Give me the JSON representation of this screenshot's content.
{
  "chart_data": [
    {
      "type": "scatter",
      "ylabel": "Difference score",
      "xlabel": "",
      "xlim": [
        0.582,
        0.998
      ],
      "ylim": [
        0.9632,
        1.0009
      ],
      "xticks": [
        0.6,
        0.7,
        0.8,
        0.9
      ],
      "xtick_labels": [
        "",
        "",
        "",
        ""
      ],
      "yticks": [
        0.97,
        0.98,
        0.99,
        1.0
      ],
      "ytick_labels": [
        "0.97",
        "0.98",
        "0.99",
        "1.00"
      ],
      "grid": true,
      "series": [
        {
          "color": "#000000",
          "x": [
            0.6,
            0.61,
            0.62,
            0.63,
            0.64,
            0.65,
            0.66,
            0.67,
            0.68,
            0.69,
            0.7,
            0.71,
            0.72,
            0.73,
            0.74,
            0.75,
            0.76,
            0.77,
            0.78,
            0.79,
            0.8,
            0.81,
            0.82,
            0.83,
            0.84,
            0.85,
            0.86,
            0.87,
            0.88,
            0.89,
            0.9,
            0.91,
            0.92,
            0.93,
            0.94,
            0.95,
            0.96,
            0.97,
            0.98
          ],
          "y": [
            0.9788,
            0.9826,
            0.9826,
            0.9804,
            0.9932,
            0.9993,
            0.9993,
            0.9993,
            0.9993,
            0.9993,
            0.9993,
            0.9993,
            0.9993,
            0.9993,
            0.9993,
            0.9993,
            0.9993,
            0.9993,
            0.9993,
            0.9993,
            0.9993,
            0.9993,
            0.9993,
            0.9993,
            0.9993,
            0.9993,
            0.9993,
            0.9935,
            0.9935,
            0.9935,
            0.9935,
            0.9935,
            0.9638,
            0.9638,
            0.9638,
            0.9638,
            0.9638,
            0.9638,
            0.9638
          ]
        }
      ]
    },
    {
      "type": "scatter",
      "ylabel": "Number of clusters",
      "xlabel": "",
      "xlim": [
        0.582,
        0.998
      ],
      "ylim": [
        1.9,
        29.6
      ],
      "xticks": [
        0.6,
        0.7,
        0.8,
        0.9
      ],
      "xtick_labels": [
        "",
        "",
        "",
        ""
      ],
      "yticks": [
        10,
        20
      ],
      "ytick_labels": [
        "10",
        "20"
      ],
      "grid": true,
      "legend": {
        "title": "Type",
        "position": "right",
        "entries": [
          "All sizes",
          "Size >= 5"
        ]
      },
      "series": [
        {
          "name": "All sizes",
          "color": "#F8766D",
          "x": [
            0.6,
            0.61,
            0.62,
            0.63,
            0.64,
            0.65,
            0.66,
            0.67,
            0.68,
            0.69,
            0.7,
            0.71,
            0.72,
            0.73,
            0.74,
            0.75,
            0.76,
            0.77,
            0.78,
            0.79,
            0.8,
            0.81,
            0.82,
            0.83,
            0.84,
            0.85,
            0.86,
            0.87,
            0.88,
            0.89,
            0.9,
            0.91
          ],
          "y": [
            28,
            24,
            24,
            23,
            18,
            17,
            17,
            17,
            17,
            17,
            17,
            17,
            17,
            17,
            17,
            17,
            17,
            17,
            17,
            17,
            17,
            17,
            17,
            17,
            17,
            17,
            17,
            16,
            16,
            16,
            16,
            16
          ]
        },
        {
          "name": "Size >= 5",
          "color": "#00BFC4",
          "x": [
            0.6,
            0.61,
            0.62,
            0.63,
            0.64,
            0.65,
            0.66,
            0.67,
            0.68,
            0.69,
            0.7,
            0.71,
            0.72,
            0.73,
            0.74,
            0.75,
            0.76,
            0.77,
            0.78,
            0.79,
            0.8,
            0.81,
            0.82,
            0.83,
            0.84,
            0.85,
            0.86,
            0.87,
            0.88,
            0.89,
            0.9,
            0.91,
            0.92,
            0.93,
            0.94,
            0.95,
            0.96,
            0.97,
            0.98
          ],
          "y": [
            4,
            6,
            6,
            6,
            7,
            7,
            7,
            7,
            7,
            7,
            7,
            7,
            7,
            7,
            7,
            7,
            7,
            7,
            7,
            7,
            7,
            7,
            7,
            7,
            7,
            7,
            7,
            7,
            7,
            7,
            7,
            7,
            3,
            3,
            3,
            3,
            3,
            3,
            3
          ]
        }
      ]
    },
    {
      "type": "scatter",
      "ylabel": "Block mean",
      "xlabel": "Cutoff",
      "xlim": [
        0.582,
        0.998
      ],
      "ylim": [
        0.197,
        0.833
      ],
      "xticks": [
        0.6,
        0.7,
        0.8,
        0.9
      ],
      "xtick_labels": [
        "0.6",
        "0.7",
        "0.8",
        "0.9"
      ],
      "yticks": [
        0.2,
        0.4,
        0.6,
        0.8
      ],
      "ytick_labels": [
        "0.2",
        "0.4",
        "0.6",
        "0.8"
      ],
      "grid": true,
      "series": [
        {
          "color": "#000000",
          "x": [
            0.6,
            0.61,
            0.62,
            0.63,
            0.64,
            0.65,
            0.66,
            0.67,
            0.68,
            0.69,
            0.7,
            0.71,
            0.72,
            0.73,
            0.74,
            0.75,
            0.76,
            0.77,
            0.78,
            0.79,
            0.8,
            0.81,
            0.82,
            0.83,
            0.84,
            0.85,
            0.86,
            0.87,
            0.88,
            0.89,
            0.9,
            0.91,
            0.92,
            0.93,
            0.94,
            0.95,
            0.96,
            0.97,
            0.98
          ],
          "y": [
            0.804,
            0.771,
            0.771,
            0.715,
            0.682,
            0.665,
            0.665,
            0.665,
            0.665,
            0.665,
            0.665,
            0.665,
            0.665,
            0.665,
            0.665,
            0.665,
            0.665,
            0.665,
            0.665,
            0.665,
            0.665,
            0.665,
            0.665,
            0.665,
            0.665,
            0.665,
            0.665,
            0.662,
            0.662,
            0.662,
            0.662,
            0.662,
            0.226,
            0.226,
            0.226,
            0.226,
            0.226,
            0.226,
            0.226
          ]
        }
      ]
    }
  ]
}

--- TASK ---
The records above are to be copied in full, exactly as written.

--- ANSWER ---
Give me the JSON representation of this screenshot's content.
{
  "chart_data": [
    {
      "type": "scatter",
      "ylabel": "Difference score",
      "xlabel": "",
      "xlim": [
        0.582,
        0.998
      ],
      "ylim": [
        0.9632,
        1.0009
      ],
      "xticks": [
        0.6,
        0.7,
        0.8,
        0.9
      ],
      "xtick_labels": [
        "",
        "",
        "",
        ""
      ],
      "yticks": [
        0.97,
        0.98,
        0.99,
        1.0
      ],
      "ytick_labels": [
        "0.97",
        "0.98",
        "0.99",
        "1.00"
      ],
      "grid": true,
      "series": [
        {
          "color": "#000000",
          "x": [
            0.6,
            0.61,
            0.62,
            0.63,
            0.64,
            0.65,
            0.66,
            0.67,
            0.68,
            0.69,
            0.7,
            0.71,
            0.72,
            0.73,
            0.74,
            0.75,
            0.76,
            0.77,
            0.78,
            0.79,
            0.8,
            0.81,
            0.82,
            0.83,
            0.84,
            0.85,
            0.86,
            0.87,
            0.88,
            0.89,
            0.9,
            0.91,
            0.92,
            0.93,
            0.94,
            0.95,
            0.96,
            0.97,
            0.98
          ],
          "y": [
            0.9788,
            0.9826,
            0.9826,
            0.9804,
            0.9932,
            0.9993,
            0.9993,
            0.9993,
            0.9993,
            0.9993,
            0.9993,
            0.9993,
            0.9993,
            0.9993,
            0.9993,
            0.9993,
            0.9993,
            0.9993,
            0.9993,
            0.9993,
            0.9993,
            0.9993,
            0.9993,
            0.9993,
            0.9993,
            0.9993,
            0.9993,
            0.9935,
            0.9935,
            0.9935,
            0.9935,
            0.9935,
            0.9638,
            0.9638,
            0.9638,
            0.9638,
            0.9638,
            0.9638,
            0.9638
          ]
        }
      ]
    },
    {
      "type": "scatter",
      "ylabel": "Number of clusters",
      "xlabel": "",
      "xlim": [
        0.582,
        0.998
      ],
      "ylim": [
        1.9,
        29.6
      ],
      "xticks": [
        0.6,
        0.7,
        0.8,
        0.9
      ],
      "xtick_labels": [
        "",
        "",
        "",
        ""
      ],
      "yticks": [
        10,
        20
      ],
      "ytick_labels": [
        "10",
        "20"
      ],
      "grid": true,
      "legend": {
        "title": "Type",
        "position": "right",
        "entries": [
          "All sizes",
          "Size >= 5"
        ]
      },
      "series": [
        {
          "name": "All sizes",
          "color": "#F8766D",
          "x": [
            0.6,
            0.61,
            0.62,
            0.63,
            0.64,
            0.65,
            0.66,
            0.67,
            0.68,
            0.69,
            0.7,
            0.71,
            0.72,
            0.73,
            0.74,
            0.75,
            0.76,
            0.77,
            0.78,
            0.79,
            0.8,
            0.81,
            0.82,
            0.83,
            0.84,
            0.85,
            0.86,
            0.87,
            0.88,
            0.89,
            0.9,
            0.91
          ],
          "y": [
            28,
            24,
            24,
            23,
            18,
            17,
            17,
            17,
            17,
            17,
            17,
            17,
            17,
            17,
            17,
            17,
            17,
            17,
            17,
            17,
            17,
            17,
            17,
            17,
            17,
            17,
            17,
            16,
            16,
            16,
            16,
            16
          ]
        },
        {
          "name": "Size >= 5",
          "color": "#00BFC4",
          "x": [
            0.6,
            0.61,
            0.62,
            0.63,
            0.64,
            0.65,
            0.66,
            0.67,
            0.68,
            0.69,
            0.7,
            0.71,
            0.72,
            0.73,
            0.74,
            0.75,
            0.76,
            0.77,
            0.78,
            0.79,
            0.8,
            0.81,
            0.82,
            0.83,
            0.84,
            0.85,
            0.86,
            0.87,
            0.88,
            0.89,
            0.9,
            0.91,
            0.92,
            0.93,
            0.94,
            0.95,
            0.96,
            0.97,
            0.98
          ],
          "y": [
            4,
            6,
            6,
            6,
            7,
            7,
            7,
            7,
            7,
            7,
            7,
            7,
            7,
            7,
            7,
            7,
            7,
            7,
            7,
            7,
            7,
            7,
            7,
            7,
            7,
            7,
            7,
            7,
            7,
            7,
            7,
            7,
            3,
            3,
            3,
            3,
            3,
            3,
            3
          ]
        }
      ]
    },
    {
      "type": "scatter",
      "ylabel": "Block mean",
      "xlabel": "Cutoff",
      "xlim": [
        0.582,
        0.998
      ],
      "ylim": [
        0.197,
        0.833
      ],
      "xticks": [
        0.6,
        0.7,
        0.8,
        0.9
      ],
      "xtick_labels": [
        "0.6",
        "0.7",
        "0.8",
        "0.9"
      ],
      "yticks": [
        0.2,
        0.4,
        0.6,
        0.8
      ],
      "ytick_labels": [
        "0.2",
        "0.4",
        "0.6",
        "0.8"
      ],
      "grid": true,
      "series": [
        {
          "color": "#000000",
          "x": [
            0.6,
            0.61,
            0.62,
            0.63,
            0.64,
            0.65,
            0.66,
            0.67,
            0.68,
            0.69,
            0.7,
            0.71,
            0.72,
            0.73,
            0.74,
            0.75,
            0.76,
            0.77,
            0.78,
            0.79,
            0.8,
            0.81,
            0.82,
            0.83,
            0.84,
            0.85,
            0.86,
            0.87,
            0.88,
            0.89,
            0.9,
            0.91,
            0.92,
            0.93,
            0.94,
            0.95,
            0.96,
            0.97,
            0.98
          ],
          "y": [
            0.804,
            0.771,
            0.771,
            0.715,
            0.682,
            0.665,
            0.665,
            0.665,
            0.665,
            0.665,
            0.665,
            0.665,
            0.665,
            0.665,
            0.665,
            0.665,
            0.665,
            0.665,
            0.665,
            0.665,
            0.665,
            0.665,
            0.665,
            0.665,
            0.665,
            0.665,
            0.665,
            0.662,
            0.662,
            0.662,
            0.662,
            0.662,
            0.226,
            0.226,
            0.226,
            0.226,
            0.226,
            0.226,
            0.226
          ]
        }
      ]
    }
  ]
}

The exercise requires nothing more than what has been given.